EXERCISE. Repeat the lines below word for word, from the first line through the line that contains "340, 1166, 366]", including both of those lines.

____

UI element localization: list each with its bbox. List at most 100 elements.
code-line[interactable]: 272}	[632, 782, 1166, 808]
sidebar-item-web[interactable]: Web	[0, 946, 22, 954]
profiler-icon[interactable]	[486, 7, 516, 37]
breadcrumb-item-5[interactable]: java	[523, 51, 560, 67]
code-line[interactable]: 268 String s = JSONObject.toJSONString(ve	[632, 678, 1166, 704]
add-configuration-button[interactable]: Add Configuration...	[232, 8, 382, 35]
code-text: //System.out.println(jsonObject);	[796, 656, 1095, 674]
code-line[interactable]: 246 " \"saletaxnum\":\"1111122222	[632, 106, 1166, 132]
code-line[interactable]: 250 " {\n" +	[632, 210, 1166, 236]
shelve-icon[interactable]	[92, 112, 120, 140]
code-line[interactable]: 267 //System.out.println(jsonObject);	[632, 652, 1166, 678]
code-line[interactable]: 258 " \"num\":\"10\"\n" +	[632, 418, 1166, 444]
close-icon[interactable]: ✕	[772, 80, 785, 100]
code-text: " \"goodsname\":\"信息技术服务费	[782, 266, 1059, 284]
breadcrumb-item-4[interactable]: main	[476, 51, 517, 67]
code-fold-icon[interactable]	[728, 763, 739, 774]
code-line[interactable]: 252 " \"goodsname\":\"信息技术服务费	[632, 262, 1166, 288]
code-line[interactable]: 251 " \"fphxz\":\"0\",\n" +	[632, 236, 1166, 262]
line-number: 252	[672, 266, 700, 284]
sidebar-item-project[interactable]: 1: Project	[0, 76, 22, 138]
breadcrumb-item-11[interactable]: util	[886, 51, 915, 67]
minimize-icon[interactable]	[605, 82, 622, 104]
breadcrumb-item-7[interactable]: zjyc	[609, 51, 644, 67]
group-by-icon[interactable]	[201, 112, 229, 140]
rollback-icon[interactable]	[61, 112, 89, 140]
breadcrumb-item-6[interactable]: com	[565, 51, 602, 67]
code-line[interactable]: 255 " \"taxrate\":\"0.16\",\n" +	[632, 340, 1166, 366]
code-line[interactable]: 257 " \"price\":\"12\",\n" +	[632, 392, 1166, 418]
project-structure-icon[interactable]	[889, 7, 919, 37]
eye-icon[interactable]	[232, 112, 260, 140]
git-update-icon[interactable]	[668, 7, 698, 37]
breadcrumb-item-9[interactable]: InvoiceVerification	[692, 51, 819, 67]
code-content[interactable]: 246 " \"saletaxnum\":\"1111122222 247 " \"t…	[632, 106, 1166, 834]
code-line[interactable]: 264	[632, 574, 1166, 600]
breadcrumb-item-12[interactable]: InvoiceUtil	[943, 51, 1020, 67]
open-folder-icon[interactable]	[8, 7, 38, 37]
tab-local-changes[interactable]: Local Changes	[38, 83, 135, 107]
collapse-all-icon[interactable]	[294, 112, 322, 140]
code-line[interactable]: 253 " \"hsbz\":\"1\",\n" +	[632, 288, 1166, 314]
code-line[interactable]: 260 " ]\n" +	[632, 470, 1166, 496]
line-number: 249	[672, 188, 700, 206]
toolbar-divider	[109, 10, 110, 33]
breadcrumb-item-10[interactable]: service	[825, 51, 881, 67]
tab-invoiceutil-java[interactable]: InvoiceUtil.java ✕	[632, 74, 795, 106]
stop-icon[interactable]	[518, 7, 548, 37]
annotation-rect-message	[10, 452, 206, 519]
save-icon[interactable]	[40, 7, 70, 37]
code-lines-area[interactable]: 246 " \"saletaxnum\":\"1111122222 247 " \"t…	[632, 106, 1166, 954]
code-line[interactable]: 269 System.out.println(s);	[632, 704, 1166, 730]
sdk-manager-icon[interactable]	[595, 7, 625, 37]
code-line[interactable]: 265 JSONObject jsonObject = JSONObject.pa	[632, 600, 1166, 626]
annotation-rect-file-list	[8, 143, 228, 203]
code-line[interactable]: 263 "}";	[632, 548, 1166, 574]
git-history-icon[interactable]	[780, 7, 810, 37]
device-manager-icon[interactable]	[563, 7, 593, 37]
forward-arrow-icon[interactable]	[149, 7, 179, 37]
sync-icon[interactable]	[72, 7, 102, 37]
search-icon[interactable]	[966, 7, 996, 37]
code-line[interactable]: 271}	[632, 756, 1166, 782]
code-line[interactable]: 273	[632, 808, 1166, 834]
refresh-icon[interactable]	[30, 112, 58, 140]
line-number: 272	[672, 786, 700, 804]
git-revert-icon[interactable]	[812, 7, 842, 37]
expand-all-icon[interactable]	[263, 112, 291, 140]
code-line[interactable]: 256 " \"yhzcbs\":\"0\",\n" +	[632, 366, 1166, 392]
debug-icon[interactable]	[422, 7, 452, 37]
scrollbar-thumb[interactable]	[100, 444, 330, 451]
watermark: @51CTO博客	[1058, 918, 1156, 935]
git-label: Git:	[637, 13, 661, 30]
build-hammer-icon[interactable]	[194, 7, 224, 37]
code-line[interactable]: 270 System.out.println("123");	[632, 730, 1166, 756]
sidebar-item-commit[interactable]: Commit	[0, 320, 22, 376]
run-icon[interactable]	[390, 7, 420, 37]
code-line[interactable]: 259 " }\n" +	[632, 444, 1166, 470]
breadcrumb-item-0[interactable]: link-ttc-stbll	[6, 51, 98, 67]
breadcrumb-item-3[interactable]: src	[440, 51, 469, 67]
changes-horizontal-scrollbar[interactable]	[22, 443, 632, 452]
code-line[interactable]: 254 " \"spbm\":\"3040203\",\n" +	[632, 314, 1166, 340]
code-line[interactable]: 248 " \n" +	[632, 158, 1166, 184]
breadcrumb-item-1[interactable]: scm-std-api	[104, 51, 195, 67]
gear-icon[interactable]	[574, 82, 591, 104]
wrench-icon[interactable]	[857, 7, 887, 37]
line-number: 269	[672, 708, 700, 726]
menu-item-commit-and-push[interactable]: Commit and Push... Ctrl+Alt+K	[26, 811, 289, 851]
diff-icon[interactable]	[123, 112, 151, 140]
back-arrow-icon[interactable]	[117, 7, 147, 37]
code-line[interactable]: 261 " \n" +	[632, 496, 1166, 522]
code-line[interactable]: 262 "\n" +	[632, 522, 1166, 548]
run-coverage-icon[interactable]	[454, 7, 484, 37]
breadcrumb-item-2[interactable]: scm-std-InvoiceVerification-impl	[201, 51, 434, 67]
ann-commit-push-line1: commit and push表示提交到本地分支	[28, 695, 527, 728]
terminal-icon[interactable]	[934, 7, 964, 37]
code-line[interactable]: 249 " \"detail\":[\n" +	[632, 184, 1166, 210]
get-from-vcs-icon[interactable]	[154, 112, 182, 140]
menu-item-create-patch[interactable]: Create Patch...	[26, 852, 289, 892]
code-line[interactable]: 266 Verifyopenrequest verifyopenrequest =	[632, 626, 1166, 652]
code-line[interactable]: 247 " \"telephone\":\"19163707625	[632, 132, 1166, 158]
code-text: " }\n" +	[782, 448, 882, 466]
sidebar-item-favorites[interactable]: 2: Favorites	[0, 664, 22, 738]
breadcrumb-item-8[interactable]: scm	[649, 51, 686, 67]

____

RESPONSE TO THIS TASK.
UI element localization: list each with its bbox. List at most 100 elements.
code-line[interactable]: 272}	[632, 782, 1166, 808]
sidebar-item-web[interactable]: Web	[0, 946, 22, 954]
profiler-icon[interactable]	[486, 7, 516, 37]
breadcrumb-item-5[interactable]: java	[523, 51, 560, 67]
code-line[interactable]: 268 String s = JSONObject.toJSONString(ve	[632, 678, 1166, 704]
add-configuration-button[interactable]: Add Configuration...	[232, 8, 382, 35]
code-text: //System.out.println(jsonObject);	[796, 656, 1095, 674]
code-line[interactable]: 246 " \"saletaxnum\":\"1111122222	[632, 106, 1166, 132]
code-line[interactable]: 250 " {\n" +	[632, 210, 1166, 236]
shelve-icon[interactable]	[92, 112, 120, 140]
code-line[interactable]: 267 //System.out.println(jsonObject);	[632, 652, 1166, 678]
code-line[interactable]: 258 " \"num\":\"10\"\n" +	[632, 418, 1166, 444]
close-icon[interactable]: ✕	[772, 80, 785, 100]
code-text: " \"goodsname\":\"信息技术服务费	[782, 266, 1059, 284]
breadcrumb-item-4[interactable]: main	[476, 51, 517, 67]
code-fold-icon[interactable]	[728, 763, 739, 774]
code-line[interactable]: 252 " \"goodsname\":\"信息技术服务费	[632, 262, 1166, 288]
code-line[interactable]: 251 " \"fphxz\":\"0\",\n" +	[632, 236, 1166, 262]
line-number: 252	[672, 266, 700, 284]
sidebar-item-project[interactable]: 1: Project	[0, 76, 22, 138]
breadcrumb-item-11[interactable]: util	[886, 51, 915, 67]
minimize-icon[interactable]	[605, 82, 622, 104]
breadcrumb-item-7[interactable]: zjyc	[609, 51, 644, 67]
group-by-icon[interactable]	[201, 112, 229, 140]
rollback-icon[interactable]	[61, 112, 89, 140]
breadcrumb-item-6[interactable]: com	[565, 51, 602, 67]
code-line[interactable]: 255 " \"taxrate\":\"0.16\",\n" +	[632, 340, 1166, 366]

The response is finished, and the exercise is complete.